▸ Written problem
Extract the records from their first line through the line that contains "table-month-header: Jun —", including both of those lines, and copy each one character for character.

▸ Records for the exercise
- - -
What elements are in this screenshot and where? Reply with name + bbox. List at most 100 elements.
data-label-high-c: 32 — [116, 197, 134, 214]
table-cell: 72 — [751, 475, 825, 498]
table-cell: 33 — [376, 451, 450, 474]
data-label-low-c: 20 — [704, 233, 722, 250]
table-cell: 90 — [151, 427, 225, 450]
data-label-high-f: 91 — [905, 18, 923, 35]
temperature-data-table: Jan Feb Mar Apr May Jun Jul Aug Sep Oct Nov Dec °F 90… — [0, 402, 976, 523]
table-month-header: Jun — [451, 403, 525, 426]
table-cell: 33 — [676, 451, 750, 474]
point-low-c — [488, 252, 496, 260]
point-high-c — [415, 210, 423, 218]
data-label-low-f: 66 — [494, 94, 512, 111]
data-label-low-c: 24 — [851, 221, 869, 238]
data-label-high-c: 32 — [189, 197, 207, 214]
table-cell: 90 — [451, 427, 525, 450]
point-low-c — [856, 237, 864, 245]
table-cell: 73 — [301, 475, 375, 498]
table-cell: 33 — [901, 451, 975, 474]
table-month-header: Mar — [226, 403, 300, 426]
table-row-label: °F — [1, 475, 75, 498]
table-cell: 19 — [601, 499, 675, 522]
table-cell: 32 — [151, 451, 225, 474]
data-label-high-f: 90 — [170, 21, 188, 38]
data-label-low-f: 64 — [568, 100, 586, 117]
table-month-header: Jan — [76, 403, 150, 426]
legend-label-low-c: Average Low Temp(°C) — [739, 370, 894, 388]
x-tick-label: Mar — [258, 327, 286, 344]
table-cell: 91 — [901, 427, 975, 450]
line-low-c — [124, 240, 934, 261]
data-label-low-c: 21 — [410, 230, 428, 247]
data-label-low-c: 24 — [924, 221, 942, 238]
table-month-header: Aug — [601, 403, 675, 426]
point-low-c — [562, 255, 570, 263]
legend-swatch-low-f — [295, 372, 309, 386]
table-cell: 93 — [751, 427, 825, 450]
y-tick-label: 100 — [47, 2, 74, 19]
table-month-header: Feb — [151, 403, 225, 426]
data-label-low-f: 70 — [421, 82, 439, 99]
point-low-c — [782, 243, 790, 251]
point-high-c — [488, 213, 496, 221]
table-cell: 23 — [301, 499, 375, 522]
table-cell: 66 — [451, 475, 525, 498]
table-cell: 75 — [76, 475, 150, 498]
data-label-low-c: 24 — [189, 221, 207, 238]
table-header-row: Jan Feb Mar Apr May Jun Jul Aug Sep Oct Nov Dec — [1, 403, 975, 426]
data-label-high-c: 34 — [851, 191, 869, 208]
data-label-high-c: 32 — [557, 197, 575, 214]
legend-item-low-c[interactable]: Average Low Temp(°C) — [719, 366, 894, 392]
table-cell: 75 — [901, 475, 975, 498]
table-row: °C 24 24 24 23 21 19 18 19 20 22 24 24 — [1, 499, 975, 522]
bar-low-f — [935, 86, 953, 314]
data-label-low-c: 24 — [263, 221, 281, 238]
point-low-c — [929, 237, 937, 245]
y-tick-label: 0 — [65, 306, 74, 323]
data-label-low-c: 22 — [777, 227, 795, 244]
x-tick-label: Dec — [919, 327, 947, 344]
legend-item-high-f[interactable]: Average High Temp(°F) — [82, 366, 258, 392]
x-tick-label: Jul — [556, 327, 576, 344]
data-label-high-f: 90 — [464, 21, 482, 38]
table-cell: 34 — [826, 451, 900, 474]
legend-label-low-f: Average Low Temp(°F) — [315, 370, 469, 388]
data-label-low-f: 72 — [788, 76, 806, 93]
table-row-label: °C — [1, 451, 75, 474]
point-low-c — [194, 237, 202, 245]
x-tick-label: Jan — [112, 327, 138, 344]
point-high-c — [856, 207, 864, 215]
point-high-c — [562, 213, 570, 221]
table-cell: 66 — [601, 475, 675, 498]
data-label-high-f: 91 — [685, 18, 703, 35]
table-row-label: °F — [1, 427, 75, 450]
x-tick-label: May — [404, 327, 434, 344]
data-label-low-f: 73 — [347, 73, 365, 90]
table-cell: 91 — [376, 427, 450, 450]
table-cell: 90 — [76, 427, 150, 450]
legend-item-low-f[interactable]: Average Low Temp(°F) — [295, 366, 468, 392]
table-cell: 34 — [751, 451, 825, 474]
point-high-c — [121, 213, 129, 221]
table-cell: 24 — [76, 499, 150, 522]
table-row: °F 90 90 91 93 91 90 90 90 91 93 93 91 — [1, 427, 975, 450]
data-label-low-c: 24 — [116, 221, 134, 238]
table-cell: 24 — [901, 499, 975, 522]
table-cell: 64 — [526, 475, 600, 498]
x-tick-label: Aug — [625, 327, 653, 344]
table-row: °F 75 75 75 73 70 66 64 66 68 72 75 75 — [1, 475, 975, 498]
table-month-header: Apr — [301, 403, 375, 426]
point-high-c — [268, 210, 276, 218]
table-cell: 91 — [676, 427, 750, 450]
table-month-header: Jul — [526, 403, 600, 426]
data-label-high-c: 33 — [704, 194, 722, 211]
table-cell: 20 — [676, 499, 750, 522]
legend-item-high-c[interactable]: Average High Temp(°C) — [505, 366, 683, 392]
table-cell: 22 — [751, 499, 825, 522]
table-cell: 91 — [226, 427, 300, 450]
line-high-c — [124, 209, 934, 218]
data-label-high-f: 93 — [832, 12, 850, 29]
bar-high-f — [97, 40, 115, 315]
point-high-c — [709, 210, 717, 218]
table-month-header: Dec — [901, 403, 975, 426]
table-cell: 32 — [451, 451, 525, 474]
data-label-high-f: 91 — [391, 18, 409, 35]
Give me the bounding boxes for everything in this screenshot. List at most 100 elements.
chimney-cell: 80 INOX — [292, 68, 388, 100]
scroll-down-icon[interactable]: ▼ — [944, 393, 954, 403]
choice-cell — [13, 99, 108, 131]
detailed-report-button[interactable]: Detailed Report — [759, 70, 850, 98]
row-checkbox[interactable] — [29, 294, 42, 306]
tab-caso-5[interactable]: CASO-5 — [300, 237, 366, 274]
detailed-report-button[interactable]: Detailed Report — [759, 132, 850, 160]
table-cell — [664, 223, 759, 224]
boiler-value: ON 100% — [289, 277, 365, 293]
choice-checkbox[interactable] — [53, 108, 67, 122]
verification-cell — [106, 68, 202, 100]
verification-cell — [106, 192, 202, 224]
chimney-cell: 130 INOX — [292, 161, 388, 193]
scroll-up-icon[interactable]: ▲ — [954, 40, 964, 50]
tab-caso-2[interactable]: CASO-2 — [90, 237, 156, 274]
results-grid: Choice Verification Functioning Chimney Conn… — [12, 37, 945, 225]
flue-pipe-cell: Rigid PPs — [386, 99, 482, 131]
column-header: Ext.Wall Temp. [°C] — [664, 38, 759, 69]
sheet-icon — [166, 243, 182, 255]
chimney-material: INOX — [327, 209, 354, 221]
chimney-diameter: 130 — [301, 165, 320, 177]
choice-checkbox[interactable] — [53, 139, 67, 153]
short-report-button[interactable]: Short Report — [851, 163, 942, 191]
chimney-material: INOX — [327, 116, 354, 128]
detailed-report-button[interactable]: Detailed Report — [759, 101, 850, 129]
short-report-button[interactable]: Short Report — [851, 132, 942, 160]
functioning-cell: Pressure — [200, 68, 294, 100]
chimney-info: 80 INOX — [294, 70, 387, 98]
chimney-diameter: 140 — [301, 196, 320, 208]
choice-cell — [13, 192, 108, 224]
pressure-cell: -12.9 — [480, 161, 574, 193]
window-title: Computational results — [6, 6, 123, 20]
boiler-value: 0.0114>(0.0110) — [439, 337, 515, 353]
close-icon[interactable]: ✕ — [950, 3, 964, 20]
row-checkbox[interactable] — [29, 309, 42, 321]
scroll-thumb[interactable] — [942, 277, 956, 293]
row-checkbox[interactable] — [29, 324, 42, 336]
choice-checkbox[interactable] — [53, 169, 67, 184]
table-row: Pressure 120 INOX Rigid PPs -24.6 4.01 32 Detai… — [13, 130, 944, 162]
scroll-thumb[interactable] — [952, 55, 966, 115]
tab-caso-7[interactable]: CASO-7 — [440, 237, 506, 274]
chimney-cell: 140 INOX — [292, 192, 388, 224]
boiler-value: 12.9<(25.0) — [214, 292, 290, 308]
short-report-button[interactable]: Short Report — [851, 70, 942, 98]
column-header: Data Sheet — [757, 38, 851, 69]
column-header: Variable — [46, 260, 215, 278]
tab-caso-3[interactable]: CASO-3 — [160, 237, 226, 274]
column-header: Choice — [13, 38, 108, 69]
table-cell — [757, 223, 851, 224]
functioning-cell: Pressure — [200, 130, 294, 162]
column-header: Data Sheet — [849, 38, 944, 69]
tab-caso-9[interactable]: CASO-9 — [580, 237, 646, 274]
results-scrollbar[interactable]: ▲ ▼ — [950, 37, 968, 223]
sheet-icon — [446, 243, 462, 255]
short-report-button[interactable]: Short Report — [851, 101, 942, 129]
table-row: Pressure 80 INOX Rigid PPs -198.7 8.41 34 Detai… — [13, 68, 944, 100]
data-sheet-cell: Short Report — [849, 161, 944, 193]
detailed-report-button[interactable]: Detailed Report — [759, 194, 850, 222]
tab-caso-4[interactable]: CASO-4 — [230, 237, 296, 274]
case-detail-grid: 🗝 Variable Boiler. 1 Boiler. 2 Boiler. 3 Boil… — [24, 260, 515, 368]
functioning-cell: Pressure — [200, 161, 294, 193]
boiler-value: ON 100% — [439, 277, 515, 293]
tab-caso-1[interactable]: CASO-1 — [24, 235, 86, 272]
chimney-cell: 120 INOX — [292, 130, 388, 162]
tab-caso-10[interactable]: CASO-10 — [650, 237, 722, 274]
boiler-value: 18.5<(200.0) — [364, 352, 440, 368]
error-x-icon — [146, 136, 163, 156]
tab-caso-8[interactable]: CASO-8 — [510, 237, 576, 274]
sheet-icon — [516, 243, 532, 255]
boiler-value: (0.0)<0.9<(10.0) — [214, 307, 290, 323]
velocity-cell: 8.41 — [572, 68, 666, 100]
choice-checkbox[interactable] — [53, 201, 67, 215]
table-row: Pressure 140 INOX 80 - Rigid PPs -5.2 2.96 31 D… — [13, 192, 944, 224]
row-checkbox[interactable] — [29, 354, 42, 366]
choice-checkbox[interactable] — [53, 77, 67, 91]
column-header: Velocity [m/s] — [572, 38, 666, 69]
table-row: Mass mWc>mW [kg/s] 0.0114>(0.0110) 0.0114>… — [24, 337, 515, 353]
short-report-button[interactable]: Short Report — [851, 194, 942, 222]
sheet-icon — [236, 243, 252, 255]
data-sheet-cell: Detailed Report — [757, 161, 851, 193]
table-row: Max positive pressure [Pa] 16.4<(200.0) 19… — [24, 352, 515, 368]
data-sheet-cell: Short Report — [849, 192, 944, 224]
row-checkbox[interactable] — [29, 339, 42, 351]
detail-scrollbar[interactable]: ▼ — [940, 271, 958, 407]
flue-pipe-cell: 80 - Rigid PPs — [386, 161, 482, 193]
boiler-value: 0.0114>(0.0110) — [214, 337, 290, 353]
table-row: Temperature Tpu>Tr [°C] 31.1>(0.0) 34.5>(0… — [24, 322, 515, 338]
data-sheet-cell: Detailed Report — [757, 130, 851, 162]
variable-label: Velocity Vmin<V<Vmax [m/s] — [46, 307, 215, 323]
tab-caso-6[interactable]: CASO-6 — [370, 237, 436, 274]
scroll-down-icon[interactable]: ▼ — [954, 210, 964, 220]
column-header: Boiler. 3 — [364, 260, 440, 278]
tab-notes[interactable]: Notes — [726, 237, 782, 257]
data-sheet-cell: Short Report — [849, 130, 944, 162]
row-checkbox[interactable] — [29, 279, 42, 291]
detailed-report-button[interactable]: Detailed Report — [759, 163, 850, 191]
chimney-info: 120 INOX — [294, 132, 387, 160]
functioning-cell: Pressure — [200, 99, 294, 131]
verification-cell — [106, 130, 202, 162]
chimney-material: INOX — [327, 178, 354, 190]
- - -
▸ Answer to the task
What elements are in this screenshot and where? Reply with name + bbox. List at most 100 elements.
data-label-high-c: 32 — [116, 197, 134, 214]
table-cell: 72 — [751, 475, 825, 498]
table-cell: 33 — [376, 451, 450, 474]
data-label-low-c: 20 — [704, 233, 722, 250]
table-cell: 90 — [151, 427, 225, 450]
data-label-high-f: 91 — [905, 18, 923, 35]
temperature-data-table: Jan Feb Mar Apr May Jun Jul Aug Sep Oct Nov Dec °F 90… — [0, 402, 976, 523]
table-month-header: Jun — [451, 403, 525, 426]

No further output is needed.